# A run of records
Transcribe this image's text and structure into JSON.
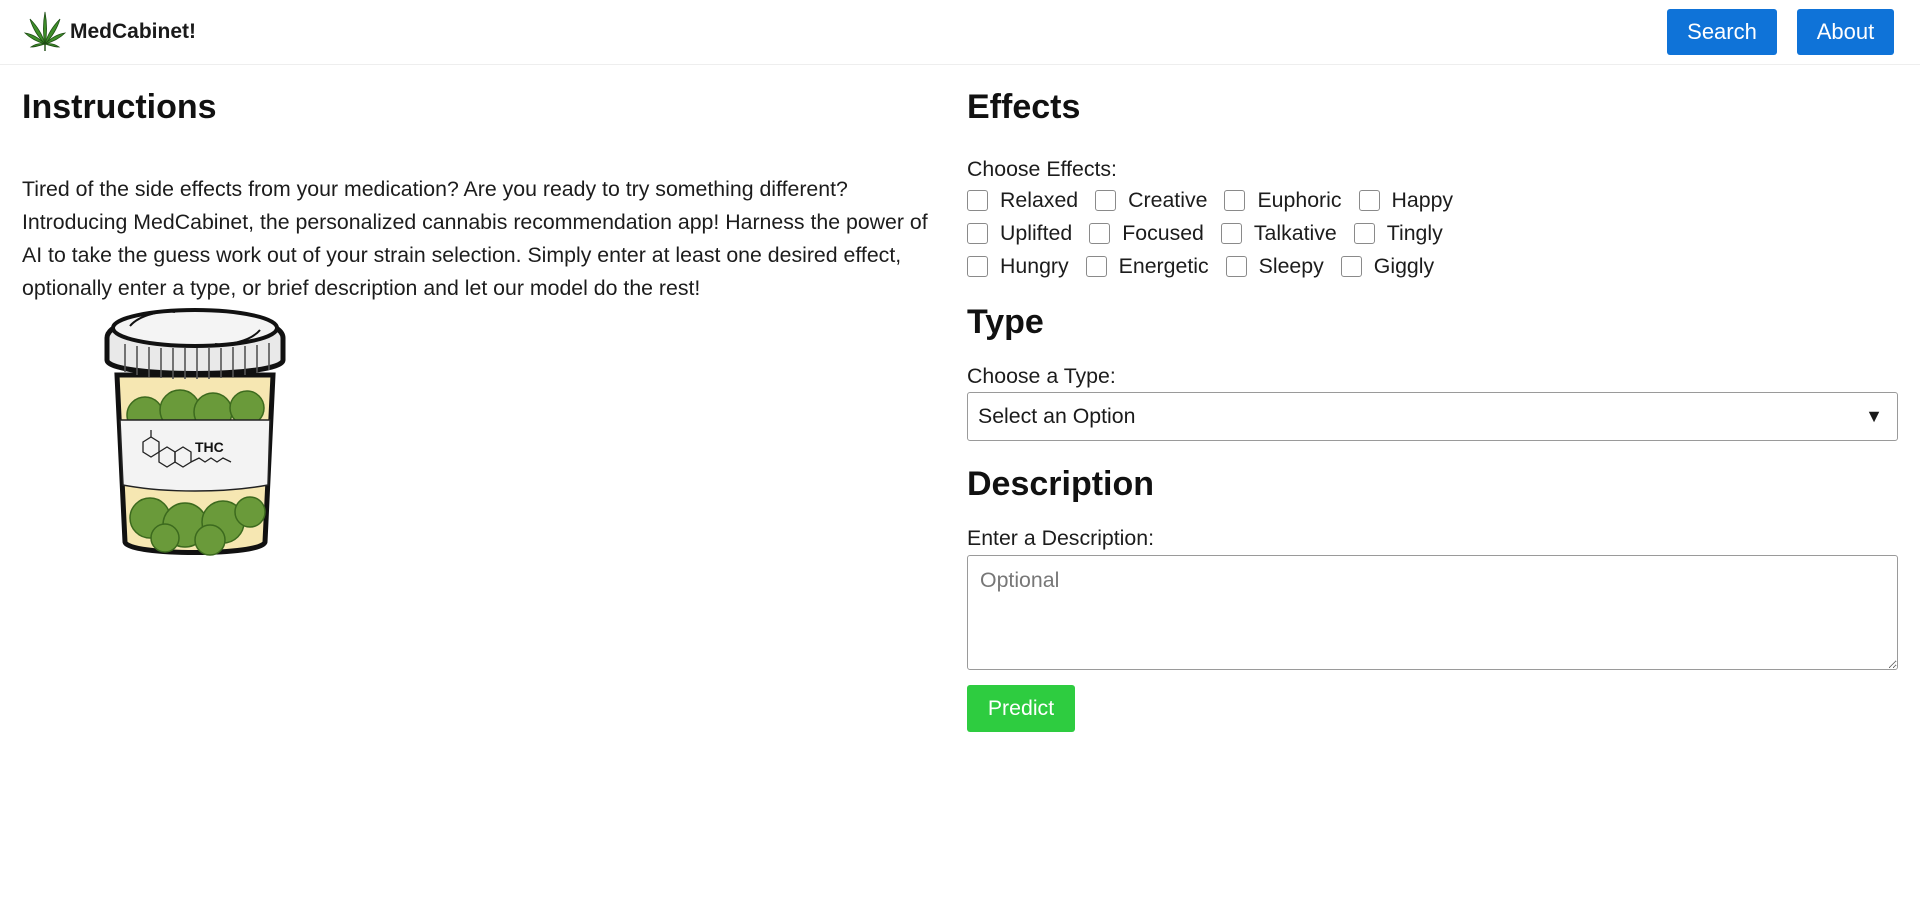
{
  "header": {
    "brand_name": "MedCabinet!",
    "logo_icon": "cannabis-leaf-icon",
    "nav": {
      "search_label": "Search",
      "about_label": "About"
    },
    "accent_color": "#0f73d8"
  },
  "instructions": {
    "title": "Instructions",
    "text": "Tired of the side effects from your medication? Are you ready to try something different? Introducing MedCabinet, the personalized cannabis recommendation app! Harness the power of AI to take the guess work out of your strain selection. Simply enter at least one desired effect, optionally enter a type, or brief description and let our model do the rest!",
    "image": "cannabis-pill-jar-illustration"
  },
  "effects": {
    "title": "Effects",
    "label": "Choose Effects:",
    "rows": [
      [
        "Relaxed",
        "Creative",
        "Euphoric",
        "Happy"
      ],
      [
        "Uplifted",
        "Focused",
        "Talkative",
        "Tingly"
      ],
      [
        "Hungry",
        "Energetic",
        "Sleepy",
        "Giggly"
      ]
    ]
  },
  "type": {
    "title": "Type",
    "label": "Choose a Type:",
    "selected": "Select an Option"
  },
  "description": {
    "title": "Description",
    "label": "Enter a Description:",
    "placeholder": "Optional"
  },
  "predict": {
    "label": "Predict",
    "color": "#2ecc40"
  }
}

# Job
Generate a word-for-word copy of the preceding records, excluding all pictures.

# Response to the exercise
Transcribe this image's text and structure into JSON.
{
  "header": {
    "brand_name": "MedCabinet!",
    "logo_icon": "cannabis-leaf-icon",
    "nav": {
      "search_label": "Search",
      "about_label": "About"
    },
    "accent_color": "#0f73d8"
  },
  "instructions": {
    "title": "Instructions",
    "text": "Tired of the side effects from your medication? Are you ready to try something different? Introducing MedCabinet, the personalized cannabis recommendation app! Harness the power of AI to take the guess work out of your strain selection. Simply enter at least one desired effect, optionally enter a type, or brief description and let our model do the rest!",
    "image": "cannabis-pill-jar-illustration"
  },
  "effects": {
    "title": "Effects",
    "label": "Choose Effects:",
    "rows": [
      [
        "Relaxed",
        "Creative",
        "Euphoric",
        "Happy"
      ],
      [
        "Uplifted",
        "Focused",
        "Talkative",
        "Tingly"
      ],
      [
        "Hungry",
        "Energetic",
        "Sleepy",
        "Giggly"
      ]
    ]
  },
  "type": {
    "title": "Type",
    "label": "Choose a Type:",
    "selected": "Select an Option"
  },
  "description": {
    "title": "Description",
    "label": "Enter a Description:",
    "placeholder": "Optional"
  },
  "predict": {
    "label": "Predict",
    "color": "#2ecc40"
  }
}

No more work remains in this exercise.